- Document extract
+--
I thought it might be something like that.


----------



## thedeacon (Nov 16, 2011)

I have sit quite during this discussion and there are many things I would like to say but I won't because there would be a lot of sarcasm involved and that would not be proper.

But I will say, There is "no" good excuse for a church splitting. Notice I said excuse. To many times we confuse excuse with reason, be sure you are not trying to excuse yourself before you cause trouble in the Lords church, I have a feeling the judgement for that will be great. Pride is a terrible sin.

Just my opinion, God Bless.


----------



## Ole Crip (Nov 16, 2011)

centerpin fan said:


> What is a vision team?


A vision team is a team of people in the church who plan events.They are the people who plan evangelism.And how they are going to evangelise to better serve God.The focus of a vision team is to walk as Jesus walked.For instance how can they help a community or say another Church who is struggling.Like taking on another Churches debt would Jesus turn his back on this type of situation I think he would embrace it with open arms.Mission,Church gatherings,Reaching a community,Touching lives in need,all these things are the focus of a vision team.


----------



## Ole Crip (Nov 16, 2011)

JB0704 said:


> Nope.  _We_ are not.  You are intentionally offending people.  Is that Godly or of God?
> 
> The problem was not change, it was absorbing debt.  Seems like an intelligent consideration to me......but, maybe I am stupid.
+--
- Exercise 1
In the forum thread, what does thedeacon say there is "no" good excuse for?
- Exercise 2
List every username that appears in the forum thread, counting both those who post and those who are quoted.
- Exercise 3
Please continue the forum thread from the point where it stops.
+--
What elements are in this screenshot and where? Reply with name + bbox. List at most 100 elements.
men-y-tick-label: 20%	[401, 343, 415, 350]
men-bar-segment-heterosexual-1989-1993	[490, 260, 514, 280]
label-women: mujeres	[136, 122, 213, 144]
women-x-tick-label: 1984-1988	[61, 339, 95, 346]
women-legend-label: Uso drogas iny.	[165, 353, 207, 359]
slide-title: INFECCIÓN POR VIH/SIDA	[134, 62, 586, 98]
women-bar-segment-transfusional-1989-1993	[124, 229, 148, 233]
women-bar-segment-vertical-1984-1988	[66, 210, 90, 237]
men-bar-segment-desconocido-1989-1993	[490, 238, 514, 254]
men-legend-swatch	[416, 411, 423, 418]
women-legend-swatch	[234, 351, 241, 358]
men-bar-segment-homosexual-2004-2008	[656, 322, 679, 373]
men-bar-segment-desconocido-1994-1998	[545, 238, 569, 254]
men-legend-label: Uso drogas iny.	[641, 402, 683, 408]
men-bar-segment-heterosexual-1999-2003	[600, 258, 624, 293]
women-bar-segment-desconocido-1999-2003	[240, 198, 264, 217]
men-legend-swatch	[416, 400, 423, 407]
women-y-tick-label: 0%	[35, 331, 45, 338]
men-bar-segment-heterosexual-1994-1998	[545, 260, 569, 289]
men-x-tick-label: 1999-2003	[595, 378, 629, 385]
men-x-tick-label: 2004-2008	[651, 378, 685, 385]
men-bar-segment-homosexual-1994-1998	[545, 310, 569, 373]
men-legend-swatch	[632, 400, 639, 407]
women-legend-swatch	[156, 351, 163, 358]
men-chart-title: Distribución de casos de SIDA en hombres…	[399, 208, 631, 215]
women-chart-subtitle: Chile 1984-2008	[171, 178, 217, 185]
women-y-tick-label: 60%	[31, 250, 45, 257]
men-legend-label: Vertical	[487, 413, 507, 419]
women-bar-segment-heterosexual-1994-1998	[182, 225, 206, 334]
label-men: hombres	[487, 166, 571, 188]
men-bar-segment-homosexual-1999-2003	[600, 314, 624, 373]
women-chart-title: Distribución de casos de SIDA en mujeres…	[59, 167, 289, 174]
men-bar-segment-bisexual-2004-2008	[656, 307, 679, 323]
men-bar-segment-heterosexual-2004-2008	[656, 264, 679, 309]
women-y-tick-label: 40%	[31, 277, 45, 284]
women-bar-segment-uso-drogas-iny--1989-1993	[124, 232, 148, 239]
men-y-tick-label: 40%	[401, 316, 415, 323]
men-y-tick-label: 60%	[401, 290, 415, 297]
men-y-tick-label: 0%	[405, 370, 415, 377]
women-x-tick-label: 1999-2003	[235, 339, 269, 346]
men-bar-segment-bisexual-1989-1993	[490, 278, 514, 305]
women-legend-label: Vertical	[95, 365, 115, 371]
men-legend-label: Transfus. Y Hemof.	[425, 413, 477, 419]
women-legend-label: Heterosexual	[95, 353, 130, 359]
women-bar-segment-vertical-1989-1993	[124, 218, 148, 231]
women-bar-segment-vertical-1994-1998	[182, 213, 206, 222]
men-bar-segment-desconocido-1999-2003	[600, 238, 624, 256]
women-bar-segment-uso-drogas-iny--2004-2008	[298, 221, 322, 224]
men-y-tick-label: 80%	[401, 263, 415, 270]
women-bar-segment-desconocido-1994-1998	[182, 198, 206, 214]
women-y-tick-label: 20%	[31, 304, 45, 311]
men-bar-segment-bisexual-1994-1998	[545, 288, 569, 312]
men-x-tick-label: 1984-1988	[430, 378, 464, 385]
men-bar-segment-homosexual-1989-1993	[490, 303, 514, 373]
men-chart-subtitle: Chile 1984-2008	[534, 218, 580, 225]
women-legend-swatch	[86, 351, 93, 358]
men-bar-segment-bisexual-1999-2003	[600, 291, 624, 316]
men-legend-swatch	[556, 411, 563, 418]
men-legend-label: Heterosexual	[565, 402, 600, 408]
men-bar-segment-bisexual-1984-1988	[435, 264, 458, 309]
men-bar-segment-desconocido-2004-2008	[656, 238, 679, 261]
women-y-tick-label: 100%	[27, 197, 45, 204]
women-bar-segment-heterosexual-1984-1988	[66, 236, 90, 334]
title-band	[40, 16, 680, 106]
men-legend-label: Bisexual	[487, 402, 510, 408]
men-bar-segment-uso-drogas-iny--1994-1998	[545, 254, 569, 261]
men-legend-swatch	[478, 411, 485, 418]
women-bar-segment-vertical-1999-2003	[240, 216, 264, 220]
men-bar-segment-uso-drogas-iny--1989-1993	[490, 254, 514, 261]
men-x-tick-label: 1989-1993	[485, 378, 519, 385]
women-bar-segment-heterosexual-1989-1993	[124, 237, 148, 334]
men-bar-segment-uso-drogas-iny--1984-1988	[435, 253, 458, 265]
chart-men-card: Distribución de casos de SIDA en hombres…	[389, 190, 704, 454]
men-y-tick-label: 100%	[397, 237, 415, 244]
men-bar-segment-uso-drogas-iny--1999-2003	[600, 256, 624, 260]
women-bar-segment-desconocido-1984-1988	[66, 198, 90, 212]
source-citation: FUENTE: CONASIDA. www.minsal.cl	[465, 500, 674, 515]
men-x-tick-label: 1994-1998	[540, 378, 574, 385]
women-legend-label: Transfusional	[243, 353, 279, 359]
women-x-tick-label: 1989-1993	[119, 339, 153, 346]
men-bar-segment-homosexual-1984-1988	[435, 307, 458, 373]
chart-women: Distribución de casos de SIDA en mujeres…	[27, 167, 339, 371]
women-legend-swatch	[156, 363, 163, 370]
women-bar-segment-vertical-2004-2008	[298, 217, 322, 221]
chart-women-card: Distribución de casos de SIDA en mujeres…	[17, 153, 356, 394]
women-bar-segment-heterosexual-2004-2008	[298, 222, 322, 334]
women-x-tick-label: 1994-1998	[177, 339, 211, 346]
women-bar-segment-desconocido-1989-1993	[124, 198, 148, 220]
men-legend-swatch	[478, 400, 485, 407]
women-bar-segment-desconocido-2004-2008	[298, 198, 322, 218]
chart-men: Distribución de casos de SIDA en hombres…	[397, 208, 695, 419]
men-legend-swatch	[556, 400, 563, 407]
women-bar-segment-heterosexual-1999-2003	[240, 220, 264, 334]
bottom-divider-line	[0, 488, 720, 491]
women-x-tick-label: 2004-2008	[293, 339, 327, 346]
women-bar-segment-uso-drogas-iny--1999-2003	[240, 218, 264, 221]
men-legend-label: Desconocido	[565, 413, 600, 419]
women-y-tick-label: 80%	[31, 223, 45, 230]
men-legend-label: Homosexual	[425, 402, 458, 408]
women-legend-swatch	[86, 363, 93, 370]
+--
- Written answer 1
A church splitting.

- Written answer 2
thedeacon, Ole Crip, centerpin fan, JB0704

- Written answer 3
I have offended you for saying stupid and in need of prayer.Acts 16;5 so the Churches were strenghened in faith and grew daily in numbers.1John2;6Whoever claims to live in him must walk as Jesus did.Matthew22;37-39Jesus replied Love the Lord your God with all your heart and with all your mind this is the first and greatest commandment and the second is like it love your NEIGHBOR as yourself.1Corinthians9;22To the weak I became weak towin the weak I have become all things to all men so that by all possible means I might SAVE some.Lord forgive me for being so blunt I am sorry we as men cannot come to peace at the fact that you hands at work have put discernment among us Lord I am stupid in faith but I know that through you I am forgiven thankyou lord for all that yo do in all of our lives.Lord reach out and touch these two Churches make them one strong Church with your presence known.Lord take this debt away in Jesus name Amen.


----------



## JB0704 (Nov 16, 2011)

Ole Crip said:


> Like taking on another Churches debt would Jesus turn his back on this type of situation I think he would embrace it with open arms.



Nah, I think Jesus would have given them a ticket to see Dave Ramsey.......

Debt is bad. Not sure if accepting another's debt is Biblical when you are advised not to incur your own.  Just thinking here........


----------



## Greaserbilly (Nov 16, 2011)

JB0704 said:


> Nah, I think Jesus would have given them a ticket to see Dave Ramsey.......
> 
> Debt is bad. Not sure if accepting another's debt is Biblical when you are advised not to incur your own.  Just thinking here........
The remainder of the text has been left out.